- _PROBLEM TO SOLVE_: Give the number of lines containing the word "title", and nothing else.

- _RAW DATA_:
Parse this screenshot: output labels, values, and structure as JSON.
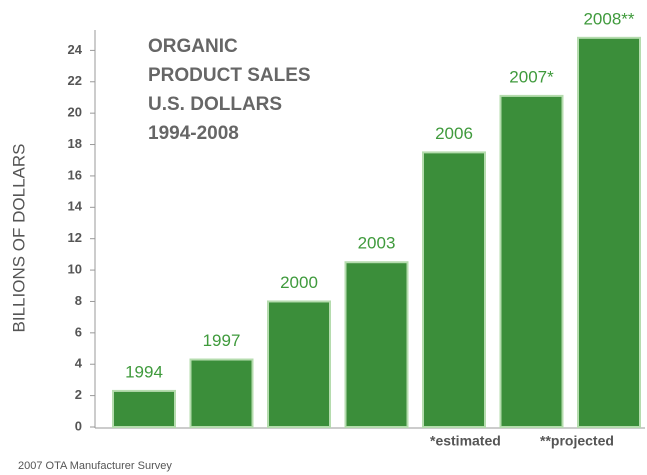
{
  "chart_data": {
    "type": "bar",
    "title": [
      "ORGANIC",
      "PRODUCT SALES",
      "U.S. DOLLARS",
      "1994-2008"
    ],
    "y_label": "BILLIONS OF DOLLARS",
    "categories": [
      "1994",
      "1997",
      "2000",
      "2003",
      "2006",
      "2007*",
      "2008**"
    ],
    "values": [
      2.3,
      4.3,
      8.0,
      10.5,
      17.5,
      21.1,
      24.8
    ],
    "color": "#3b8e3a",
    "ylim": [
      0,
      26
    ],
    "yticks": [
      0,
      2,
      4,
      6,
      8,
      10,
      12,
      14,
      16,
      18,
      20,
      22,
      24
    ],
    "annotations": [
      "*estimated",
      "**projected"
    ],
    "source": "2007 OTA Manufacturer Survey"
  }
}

--

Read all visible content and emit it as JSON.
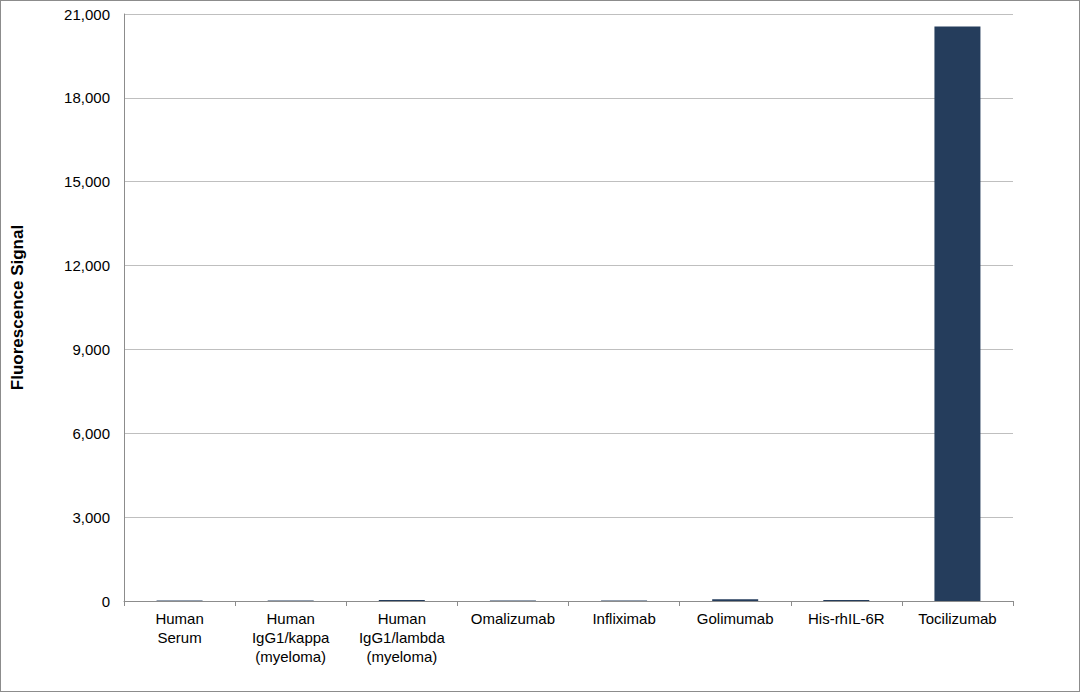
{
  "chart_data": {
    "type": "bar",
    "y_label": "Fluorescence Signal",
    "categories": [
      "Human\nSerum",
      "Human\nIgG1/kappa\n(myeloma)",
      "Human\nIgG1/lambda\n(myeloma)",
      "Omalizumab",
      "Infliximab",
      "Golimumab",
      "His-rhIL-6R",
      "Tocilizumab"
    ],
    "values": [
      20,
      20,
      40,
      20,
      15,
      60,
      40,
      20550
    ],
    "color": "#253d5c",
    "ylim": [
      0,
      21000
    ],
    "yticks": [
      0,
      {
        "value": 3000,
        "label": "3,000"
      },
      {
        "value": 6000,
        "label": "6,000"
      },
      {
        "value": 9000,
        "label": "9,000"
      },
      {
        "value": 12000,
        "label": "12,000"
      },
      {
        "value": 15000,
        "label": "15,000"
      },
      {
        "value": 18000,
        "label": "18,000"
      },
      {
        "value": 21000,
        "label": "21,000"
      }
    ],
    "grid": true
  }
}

==

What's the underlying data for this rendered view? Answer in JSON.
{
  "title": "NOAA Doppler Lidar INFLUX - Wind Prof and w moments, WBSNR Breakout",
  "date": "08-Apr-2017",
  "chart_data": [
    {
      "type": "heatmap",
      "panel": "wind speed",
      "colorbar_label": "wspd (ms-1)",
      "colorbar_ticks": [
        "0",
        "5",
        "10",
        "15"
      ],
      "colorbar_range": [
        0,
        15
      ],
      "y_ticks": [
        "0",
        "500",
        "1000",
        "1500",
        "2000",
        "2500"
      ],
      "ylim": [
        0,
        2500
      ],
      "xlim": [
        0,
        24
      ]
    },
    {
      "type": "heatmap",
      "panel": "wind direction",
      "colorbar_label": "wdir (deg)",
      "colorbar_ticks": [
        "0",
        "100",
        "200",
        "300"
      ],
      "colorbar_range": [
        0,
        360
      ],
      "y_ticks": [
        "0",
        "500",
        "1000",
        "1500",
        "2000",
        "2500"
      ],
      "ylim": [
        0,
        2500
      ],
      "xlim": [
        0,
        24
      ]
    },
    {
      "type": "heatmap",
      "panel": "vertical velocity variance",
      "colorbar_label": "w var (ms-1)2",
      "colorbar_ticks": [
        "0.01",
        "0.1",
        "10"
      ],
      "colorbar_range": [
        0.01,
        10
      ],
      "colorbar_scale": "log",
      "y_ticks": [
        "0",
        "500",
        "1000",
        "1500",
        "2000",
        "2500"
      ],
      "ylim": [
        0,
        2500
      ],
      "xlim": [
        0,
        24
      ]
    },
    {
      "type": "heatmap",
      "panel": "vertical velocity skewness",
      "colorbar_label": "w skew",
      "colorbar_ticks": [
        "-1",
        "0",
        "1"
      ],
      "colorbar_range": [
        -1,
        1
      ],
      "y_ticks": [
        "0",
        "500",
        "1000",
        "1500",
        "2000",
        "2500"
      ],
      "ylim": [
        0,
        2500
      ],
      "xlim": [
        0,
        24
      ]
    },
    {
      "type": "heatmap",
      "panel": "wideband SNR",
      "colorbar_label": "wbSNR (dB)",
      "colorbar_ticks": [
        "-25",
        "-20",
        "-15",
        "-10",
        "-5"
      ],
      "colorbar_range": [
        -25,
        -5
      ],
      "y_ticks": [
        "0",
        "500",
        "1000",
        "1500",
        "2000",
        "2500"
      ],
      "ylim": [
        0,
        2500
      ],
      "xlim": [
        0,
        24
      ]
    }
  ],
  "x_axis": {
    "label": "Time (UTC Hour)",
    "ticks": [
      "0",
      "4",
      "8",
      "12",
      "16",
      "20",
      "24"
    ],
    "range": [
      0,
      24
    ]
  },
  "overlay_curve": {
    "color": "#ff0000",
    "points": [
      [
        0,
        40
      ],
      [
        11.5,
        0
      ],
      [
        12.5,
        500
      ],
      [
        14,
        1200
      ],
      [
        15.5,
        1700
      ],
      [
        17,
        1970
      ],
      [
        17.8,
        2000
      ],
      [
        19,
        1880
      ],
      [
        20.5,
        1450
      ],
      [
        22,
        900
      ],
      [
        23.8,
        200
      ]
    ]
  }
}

- _PROBLEM SOLUTION_: 2